(What you will do):
Pick out every line with the word "obrigkeitsgelübde" and copy it.

*****

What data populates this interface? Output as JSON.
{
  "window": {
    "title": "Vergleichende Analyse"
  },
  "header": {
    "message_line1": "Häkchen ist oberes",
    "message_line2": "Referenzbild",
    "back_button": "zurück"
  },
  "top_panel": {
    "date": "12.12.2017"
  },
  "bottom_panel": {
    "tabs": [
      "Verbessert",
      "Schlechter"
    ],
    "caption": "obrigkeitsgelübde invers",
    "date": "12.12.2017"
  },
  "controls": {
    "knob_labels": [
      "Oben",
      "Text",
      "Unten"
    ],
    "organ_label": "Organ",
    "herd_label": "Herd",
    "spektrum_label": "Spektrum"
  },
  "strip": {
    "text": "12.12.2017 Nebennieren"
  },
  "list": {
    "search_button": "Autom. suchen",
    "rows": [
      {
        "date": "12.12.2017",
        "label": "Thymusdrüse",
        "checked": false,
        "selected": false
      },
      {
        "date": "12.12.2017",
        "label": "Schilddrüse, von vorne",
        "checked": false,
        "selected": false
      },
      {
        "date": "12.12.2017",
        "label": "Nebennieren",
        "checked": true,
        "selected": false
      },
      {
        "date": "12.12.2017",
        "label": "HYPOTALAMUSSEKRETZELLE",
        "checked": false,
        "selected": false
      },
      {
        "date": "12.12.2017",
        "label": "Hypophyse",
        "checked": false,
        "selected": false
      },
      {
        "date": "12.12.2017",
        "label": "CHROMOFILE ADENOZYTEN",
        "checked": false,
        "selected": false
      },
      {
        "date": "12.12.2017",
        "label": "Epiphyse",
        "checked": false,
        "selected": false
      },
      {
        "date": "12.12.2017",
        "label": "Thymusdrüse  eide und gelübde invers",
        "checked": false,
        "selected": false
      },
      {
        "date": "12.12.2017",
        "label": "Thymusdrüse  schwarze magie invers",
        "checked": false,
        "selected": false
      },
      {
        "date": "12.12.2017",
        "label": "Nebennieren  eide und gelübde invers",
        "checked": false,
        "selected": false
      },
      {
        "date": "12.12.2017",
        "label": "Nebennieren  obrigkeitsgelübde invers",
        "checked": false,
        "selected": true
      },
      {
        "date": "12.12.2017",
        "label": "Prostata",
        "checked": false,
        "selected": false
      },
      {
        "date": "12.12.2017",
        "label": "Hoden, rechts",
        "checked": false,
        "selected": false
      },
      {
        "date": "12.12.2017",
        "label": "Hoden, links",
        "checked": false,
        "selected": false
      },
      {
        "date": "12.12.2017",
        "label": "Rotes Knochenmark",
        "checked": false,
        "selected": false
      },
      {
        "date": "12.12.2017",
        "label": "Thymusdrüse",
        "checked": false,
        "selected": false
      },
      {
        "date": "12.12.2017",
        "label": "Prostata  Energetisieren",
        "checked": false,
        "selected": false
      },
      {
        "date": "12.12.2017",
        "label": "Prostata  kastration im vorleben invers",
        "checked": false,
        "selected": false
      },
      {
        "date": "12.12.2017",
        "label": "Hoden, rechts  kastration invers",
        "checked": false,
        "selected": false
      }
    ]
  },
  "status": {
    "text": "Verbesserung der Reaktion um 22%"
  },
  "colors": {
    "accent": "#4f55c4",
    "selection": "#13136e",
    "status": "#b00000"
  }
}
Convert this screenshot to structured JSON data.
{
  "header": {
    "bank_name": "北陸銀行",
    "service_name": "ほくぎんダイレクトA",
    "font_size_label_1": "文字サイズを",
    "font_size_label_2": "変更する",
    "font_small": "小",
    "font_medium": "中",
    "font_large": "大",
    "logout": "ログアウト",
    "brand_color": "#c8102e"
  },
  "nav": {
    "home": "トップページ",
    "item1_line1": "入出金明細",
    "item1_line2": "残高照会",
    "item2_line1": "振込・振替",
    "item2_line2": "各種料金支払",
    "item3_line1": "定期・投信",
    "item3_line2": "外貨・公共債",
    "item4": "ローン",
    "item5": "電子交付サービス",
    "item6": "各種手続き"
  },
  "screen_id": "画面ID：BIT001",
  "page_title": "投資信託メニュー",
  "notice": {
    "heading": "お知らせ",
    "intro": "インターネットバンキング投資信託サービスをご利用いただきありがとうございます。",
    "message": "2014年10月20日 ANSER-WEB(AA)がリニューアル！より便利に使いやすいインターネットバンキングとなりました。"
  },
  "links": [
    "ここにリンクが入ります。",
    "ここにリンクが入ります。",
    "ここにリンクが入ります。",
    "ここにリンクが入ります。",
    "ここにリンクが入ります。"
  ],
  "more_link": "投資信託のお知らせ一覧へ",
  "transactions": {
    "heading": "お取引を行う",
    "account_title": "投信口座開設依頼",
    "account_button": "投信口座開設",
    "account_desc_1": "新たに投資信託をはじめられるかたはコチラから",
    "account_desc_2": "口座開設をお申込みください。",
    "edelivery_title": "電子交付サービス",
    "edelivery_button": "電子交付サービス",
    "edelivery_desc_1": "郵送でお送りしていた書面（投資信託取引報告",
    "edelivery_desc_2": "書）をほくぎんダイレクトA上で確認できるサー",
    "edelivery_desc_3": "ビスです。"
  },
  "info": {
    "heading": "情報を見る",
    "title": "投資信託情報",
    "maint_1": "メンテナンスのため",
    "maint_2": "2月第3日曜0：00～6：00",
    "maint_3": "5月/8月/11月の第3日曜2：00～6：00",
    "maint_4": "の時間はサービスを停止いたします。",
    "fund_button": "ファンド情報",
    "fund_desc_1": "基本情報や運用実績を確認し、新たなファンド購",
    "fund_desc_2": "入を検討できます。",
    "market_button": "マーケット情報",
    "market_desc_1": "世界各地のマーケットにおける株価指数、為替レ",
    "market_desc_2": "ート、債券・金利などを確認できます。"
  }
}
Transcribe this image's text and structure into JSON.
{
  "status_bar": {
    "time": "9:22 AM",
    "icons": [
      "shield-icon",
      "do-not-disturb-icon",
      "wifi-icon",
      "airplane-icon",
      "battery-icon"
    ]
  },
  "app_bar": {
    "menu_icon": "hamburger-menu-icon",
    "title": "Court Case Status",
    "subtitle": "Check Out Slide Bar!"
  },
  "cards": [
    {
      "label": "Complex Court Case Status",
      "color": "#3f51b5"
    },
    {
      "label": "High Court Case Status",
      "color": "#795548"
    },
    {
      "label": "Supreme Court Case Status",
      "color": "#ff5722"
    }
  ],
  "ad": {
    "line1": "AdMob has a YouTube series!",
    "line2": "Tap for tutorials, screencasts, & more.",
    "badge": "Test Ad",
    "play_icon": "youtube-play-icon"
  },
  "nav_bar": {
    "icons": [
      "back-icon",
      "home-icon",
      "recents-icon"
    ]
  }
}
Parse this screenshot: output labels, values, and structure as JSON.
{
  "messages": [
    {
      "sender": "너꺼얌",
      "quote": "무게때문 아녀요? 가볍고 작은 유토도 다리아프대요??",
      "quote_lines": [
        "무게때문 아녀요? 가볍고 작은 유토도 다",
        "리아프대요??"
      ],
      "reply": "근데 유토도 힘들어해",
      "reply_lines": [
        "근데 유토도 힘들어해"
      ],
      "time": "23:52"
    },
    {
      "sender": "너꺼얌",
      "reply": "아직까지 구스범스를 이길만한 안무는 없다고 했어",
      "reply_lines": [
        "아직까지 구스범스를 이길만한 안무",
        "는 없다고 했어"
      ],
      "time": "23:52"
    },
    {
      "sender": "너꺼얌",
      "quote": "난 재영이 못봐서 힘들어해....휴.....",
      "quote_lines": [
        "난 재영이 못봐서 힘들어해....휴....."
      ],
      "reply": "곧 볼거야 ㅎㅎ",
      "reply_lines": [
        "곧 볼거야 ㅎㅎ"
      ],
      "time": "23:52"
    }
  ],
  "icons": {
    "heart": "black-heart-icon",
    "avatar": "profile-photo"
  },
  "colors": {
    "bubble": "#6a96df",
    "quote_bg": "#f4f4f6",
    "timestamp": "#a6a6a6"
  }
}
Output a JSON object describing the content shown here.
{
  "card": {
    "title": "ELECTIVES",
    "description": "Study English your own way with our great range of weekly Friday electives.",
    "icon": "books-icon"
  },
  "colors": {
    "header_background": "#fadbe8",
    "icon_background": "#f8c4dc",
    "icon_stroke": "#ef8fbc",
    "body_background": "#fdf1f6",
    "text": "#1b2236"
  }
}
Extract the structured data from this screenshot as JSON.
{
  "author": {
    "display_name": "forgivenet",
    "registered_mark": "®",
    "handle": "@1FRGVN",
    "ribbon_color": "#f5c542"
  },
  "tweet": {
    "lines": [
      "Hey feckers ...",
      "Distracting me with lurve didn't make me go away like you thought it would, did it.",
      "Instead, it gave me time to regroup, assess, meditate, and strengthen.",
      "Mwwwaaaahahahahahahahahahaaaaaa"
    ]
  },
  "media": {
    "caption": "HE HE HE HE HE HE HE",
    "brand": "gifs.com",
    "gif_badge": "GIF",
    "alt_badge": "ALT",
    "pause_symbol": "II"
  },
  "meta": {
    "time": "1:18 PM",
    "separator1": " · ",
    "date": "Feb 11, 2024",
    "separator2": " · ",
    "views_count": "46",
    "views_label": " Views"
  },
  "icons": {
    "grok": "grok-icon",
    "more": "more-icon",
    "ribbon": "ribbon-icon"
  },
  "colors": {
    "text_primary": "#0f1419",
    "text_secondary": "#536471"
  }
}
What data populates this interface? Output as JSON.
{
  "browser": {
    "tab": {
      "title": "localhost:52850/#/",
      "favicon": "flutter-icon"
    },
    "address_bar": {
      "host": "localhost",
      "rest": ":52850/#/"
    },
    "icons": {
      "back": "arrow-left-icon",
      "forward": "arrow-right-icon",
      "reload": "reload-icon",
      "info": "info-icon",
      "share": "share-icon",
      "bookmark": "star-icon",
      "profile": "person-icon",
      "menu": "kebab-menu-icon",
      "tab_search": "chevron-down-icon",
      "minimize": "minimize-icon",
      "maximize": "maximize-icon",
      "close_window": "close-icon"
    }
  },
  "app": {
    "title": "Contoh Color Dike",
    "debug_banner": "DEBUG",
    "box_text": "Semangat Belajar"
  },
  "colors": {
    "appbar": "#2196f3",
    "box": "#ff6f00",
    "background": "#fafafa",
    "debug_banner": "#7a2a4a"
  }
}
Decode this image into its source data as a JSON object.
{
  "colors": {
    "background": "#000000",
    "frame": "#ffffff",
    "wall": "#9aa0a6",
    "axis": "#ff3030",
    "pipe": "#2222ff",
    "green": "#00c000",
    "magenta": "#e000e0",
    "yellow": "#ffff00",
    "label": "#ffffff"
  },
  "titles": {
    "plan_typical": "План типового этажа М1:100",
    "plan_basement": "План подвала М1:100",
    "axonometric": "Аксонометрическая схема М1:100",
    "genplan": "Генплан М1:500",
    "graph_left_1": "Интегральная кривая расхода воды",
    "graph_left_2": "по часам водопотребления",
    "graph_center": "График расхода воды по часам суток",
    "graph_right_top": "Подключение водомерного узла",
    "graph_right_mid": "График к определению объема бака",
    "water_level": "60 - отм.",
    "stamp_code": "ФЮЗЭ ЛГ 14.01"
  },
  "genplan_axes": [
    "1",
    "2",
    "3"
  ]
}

*****

(Result of this task):
    "caption": "obrigkeitsgelübde invers",
        "label": "Nebennieren  obrigkeitsgelübde invers",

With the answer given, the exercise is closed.